Quote the records beneath, complete and exact. Leave out images.

* Source data:

* start *

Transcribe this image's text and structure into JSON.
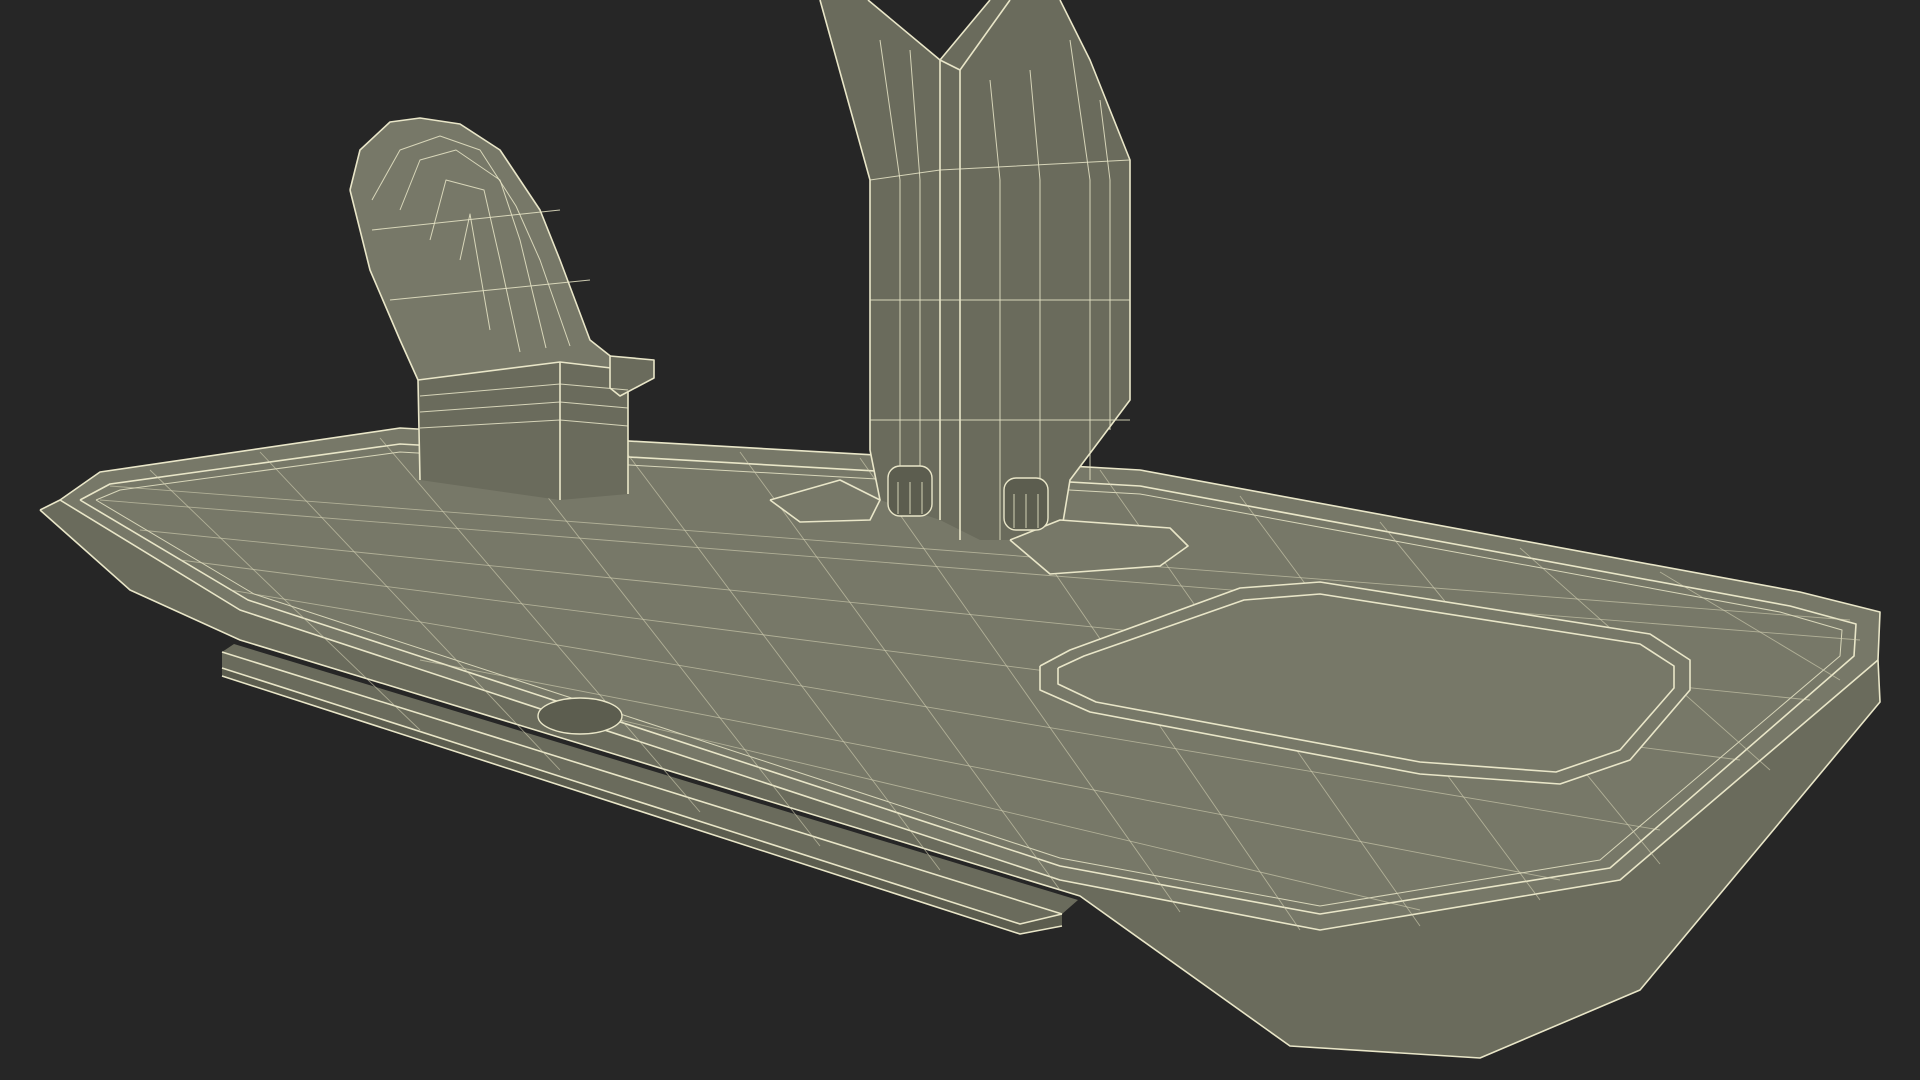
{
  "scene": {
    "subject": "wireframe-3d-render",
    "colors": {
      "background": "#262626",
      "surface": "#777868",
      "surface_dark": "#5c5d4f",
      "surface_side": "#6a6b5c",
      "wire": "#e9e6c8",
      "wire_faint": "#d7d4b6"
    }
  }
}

* end *

* RESULT FOR THIS TASK:
Transcribe this image's text and structure into JSON.
{
  "scene": {
    "subject": "wireframe-3d-render",
    "colors": {
      "background": "#262626",
      "surface": "#777868",
      "surface_dark": "#5c5d4f",
      "surface_side": "#6a6b5c",
      "wire": "#e9e6c8",
      "wire_faint": "#d7d4b6"
    }
  }
}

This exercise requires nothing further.